Set task: Retype the material that follows, keeping every word as it is.

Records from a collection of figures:
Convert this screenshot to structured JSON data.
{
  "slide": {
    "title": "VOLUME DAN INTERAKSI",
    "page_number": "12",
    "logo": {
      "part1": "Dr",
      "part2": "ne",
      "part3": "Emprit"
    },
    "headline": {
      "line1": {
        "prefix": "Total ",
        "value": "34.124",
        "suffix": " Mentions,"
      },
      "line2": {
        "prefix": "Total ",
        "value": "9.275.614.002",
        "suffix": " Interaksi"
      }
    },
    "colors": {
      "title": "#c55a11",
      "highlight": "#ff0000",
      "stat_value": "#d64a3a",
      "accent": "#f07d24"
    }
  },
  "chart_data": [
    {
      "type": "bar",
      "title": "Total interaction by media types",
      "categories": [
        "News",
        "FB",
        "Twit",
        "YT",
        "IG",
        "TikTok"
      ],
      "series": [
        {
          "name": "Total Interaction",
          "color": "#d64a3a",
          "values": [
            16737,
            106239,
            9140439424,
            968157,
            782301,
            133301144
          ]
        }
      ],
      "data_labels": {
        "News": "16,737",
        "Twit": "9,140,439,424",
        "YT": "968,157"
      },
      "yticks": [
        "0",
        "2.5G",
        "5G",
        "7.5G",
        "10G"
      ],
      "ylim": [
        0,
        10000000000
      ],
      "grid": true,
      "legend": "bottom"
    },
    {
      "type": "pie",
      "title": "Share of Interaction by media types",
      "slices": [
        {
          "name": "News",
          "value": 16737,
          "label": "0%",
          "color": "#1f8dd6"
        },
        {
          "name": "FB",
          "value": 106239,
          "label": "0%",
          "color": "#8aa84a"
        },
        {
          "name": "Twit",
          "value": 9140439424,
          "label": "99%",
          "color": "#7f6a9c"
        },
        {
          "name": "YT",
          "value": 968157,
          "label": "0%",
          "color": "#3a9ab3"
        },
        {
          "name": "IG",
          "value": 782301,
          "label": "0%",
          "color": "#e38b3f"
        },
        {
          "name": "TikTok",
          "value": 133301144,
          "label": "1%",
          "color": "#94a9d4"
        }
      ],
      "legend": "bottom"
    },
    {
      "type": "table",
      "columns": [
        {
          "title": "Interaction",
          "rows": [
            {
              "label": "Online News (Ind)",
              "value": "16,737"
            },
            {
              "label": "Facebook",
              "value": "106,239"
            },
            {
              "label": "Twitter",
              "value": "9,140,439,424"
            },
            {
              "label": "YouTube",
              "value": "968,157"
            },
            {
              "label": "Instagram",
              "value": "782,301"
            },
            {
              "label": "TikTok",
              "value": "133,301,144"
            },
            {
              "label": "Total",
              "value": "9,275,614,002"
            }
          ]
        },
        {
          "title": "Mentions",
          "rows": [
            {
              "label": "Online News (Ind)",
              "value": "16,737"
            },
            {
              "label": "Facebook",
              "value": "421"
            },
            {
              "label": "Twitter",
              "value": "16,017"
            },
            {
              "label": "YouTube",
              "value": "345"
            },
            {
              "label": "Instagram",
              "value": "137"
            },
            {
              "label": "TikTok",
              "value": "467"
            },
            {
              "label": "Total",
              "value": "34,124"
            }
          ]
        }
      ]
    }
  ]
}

Final result:
Convert this screenshot to structured JSON data.
{
  "slide": {
    "title": "VOLUME DAN INTERAKSI",
    "page_number": "12",
    "logo": {
      "part1": "Dr",
      "part2": "ne",
      "part3": "Emprit"
    },
    "headline": {
      "line1": {
        "prefix": "Total ",
        "value": "34.124",
        "suffix": " Mentions,"
      },
      "line2": {
        "prefix": "Total ",
        "value": "9.275.614.002",
        "suffix": " Interaksi"
      }
    },
    "colors": {
      "title": "#c55a11",
      "highlight": "#ff0000",
      "stat_value": "#d64a3a",
      "accent": "#f07d24"
    }
  },
  "chart_data": [
    {
      "type": "bar",
      "title": "Total interaction by media types",
      "categories": [
        "News",
        "FB",
        "Twit",
        "YT",
        "IG",
        "TikTok"
      ],
      "series": [
        {
          "name": "Total Interaction",
          "color": "#d64a3a",
          "values": [
            16737,
            106239,
            9140439424,
            968157,
            782301,
            133301144
          ]
        }
      ],
      "data_labels": {
        "News": "16,737",
        "Twit": "9,140,439,424",
        "YT": "968,157"
      },
      "yticks": [
        "0",
        "2.5G",
        "5G",
        "7.5G",
        "10G"
      ],
      "ylim": [
        0,
        10000000000
      ],
      "grid": true,
      "legend": "bottom"
    },
    {
      "type": "pie",
      "title": "Share of Interaction by media types",
      "slices": [
        {
          "name": "News",
          "value": 16737,
          "label": "0%",
          "color": "#1f8dd6"
        },
        {
          "name": "FB",
          "value": 106239,
          "label": "0%",
          "color": "#8aa84a"
        },
        {
          "name": "Twit",
          "value": 9140439424,
          "label": "99%",
          "color": "#7f6a9c"
        },
        {
          "name": "YT",
          "value": 968157,
          "label": "0%",
          "color": "#3a9ab3"
        },
        {
          "name": "IG",
          "value": 782301,
          "label": "0%",
          "color": "#e38b3f"
        },
        {
          "name": "TikTok",
          "value": 133301144,
          "label": "1%",
          "color": "#94a9d4"
        }
      ],
      "legend": "bottom"
    },
    {
      "type": "table",
      "columns": [
        {
          "title": "Interaction",
          "rows": [
            {
              "label": "Online News (Ind)",
              "value": "16,737"
            },
            {
              "label": "Facebook",
              "value": "106,239"
            },
            {
              "label": "Twitter",
              "value": "9,140,439,424"
            },
            {
              "label": "YouTube",
              "value": "968,157"
            },
            {
              "label": "Instagram",
              "value": "782,301"
            },
            {
              "label": "TikTok",
              "value": "133,301,144"
            },
            {
              "label": "Total",
              "value": "9,275,614,002"
            }
          ]
        },
        {
          "title": "Mentions",
          "rows": [
            {
              "label": "Online News (Ind)",
              "value": "16,737"
            },
            {
              "label": "Facebook",
              "value": "421"
            },
            {
              "label": "Twitter",
              "value": "16,017"
            },
            {
              "label": "YouTube",
              "value": "345"
            },
            {
              "label": "Instagram",
              "value": "137"
            },
            {
              "label": "TikTok",
              "value": "467"
            },
            {
              "label": "Total",
              "value": "34,124"
            }
          ]
        }
      ]
    }
  ]
}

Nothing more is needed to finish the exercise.